Entries from a dataset:
******************************
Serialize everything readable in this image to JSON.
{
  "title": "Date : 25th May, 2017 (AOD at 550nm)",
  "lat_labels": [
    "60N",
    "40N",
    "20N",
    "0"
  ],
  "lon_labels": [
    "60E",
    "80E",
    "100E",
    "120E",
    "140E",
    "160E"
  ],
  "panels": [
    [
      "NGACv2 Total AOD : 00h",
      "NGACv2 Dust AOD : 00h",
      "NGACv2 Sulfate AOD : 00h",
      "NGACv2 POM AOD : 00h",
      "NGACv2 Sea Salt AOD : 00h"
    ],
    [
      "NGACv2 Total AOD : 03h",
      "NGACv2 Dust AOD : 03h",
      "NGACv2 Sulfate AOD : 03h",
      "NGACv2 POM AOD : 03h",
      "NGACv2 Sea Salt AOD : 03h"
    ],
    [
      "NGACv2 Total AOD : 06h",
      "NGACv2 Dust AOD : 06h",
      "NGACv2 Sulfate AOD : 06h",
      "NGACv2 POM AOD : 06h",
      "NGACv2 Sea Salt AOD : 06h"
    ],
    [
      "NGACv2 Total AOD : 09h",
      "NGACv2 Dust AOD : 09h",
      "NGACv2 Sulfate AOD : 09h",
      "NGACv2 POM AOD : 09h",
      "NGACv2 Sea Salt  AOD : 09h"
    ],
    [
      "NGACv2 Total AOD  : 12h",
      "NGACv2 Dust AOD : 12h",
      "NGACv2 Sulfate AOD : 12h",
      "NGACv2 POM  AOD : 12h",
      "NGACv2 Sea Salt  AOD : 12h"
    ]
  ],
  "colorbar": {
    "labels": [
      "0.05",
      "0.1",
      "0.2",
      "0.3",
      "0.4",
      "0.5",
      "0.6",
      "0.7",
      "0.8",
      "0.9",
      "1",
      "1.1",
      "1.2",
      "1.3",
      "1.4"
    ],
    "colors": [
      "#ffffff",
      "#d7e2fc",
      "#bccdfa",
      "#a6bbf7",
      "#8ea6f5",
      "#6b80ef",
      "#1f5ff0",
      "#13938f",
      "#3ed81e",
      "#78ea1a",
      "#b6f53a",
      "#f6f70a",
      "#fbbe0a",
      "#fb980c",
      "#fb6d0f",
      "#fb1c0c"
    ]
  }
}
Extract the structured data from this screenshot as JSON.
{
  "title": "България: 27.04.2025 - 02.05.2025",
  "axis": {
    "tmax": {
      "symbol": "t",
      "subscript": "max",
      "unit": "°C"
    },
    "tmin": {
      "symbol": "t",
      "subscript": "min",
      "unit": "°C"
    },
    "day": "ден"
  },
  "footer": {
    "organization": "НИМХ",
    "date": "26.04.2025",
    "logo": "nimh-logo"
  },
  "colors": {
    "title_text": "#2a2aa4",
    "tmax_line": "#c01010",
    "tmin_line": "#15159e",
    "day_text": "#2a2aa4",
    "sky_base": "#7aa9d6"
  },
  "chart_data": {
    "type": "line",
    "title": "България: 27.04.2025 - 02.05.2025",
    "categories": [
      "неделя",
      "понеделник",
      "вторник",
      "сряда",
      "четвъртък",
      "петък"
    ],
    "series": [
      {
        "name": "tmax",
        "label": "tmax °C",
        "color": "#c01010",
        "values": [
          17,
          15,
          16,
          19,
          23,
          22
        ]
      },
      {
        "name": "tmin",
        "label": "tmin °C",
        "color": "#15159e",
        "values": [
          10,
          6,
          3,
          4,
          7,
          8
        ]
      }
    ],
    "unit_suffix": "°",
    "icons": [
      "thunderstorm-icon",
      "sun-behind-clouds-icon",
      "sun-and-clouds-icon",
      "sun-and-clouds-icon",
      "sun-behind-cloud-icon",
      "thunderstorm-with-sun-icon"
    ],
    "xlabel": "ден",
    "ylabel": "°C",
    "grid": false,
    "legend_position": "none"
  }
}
******************************
Quote all of the entries verbatim.

Serialize everything readable in this image to JSON.
{
  "title": "Date : 25th May, 2017 (AOD at 550nm)",
  "lat_labels": [
    "60N",
    "40N",
    "20N",
    "0"
  ],
  "lon_labels": [
    "60E",
    "80E",
    "100E",
    "120E",
    "140E",
    "160E"
  ],
  "panels": [
    [
      "NGACv2 Total AOD : 00h",
      "NGACv2 Dust AOD : 00h",
      "NGACv2 Sulfate AOD : 00h",
      "NGACv2 POM AOD : 00h",
      "NGACv2 Sea Salt AOD : 00h"
    ],
    [
      "NGACv2 Total AOD : 03h",
      "NGACv2 Dust AOD : 03h",
      "NGACv2 Sulfate AOD : 03h",
      "NGACv2 POM AOD : 03h",
      "NGACv2 Sea Salt AOD : 03h"
    ],
    [
      "NGACv2 Total AOD : 06h",
      "NGACv2 Dust AOD : 06h",
      "NGACv2 Sulfate AOD : 06h",
      "NGACv2 POM AOD : 06h",
      "NGACv2 Sea Salt AOD : 06h"
    ],
    [
      "NGACv2 Total AOD : 09h",
      "NGACv2 Dust AOD : 09h",
      "NGACv2 Sulfate AOD : 09h",
      "NGACv2 POM AOD : 09h",
      "NGACv2 Sea Salt  AOD : 09h"
    ],
    [
      "NGACv2 Total AOD  : 12h",
      "NGACv2 Dust AOD : 12h",
      "NGACv2 Sulfate AOD : 12h",
      "NGACv2 POM  AOD : 12h",
      "NGACv2 Sea Salt  AOD : 12h"
    ]
  ],
  "colorbar": {
    "labels": [
      "0.05",
      "0.1",
      "0.2",
      "0.3",
      "0.4",
      "0.5",
      "0.6",
      "0.7",
      "0.8",
      "0.9",
      "1",
      "1.1",
      "1.2",
      "1.3",
      "1.4"
    ],
    "colors": [
      "#ffffff",
      "#d7e2fc",
      "#bccdfa",
      "#a6bbf7",
      "#8ea6f5",
      "#6b80ef",
      "#1f5ff0",
      "#13938f",
      "#3ed81e",
      "#78ea1a",
      "#b6f53a",
      "#f6f70a",
      "#fbbe0a",
      "#fb980c",
      "#fb6d0f",
      "#fb1c0c"
    ]
  }
}
Extract the structured data from this screenshot as JSON.
{
  "title": "България: 27.04.2025 - 02.05.2025",
  "axis": {
    "tmax": {
      "symbol": "t",
      "subscript": "max",
      "unit": "°C"
    },
    "tmin": {
      "symbol": "t",
      "subscript": "min",
      "unit": "°C"
    },
    "day": "ден"
  },
  "footer": {
    "organization": "НИМХ",
    "date": "26.04.2025",
    "logo": "nimh-logo"
  },
  "colors": {
    "title_text": "#2a2aa4",
    "tmax_line": "#c01010",
    "tmin_line": "#15159e",
    "day_text": "#2a2aa4",
    "sky_base": "#7aa9d6"
  },
  "chart_data": {
    "type": "line",
    "title": "България: 27.04.2025 - 02.05.2025",
    "categories": [
      "неделя",
      "понеделник",
      "вторник",
      "сряда",
      "четвъртък",
      "петък"
    ],
    "series": [
      {
        "name": "tmax",
        "label": "tmax °C",
        "color": "#c01010",
        "values": [
          17,
          15,
          16,
          19,
          23,
          22
        ]
      },
      {
        "name": "tmin",
        "label": "tmin °C",
        "color": "#15159e",
        "values": [
          10,
          6,
          3,
          4,
          7,
          8
        ]
      }
    ],
    "unit_suffix": "°",
    "icons": [
      "thunderstorm-icon",
      "sun-behind-clouds-icon",
      "sun-and-clouds-icon",
      "sun-and-clouds-icon",
      "sun-behind-cloud-icon",
      "thunderstorm-with-sun-icon"
    ],
    "xlabel": "ден",
    "ylabel": "°C",
    "grid": false,
    "legend_position": "none"
  }
}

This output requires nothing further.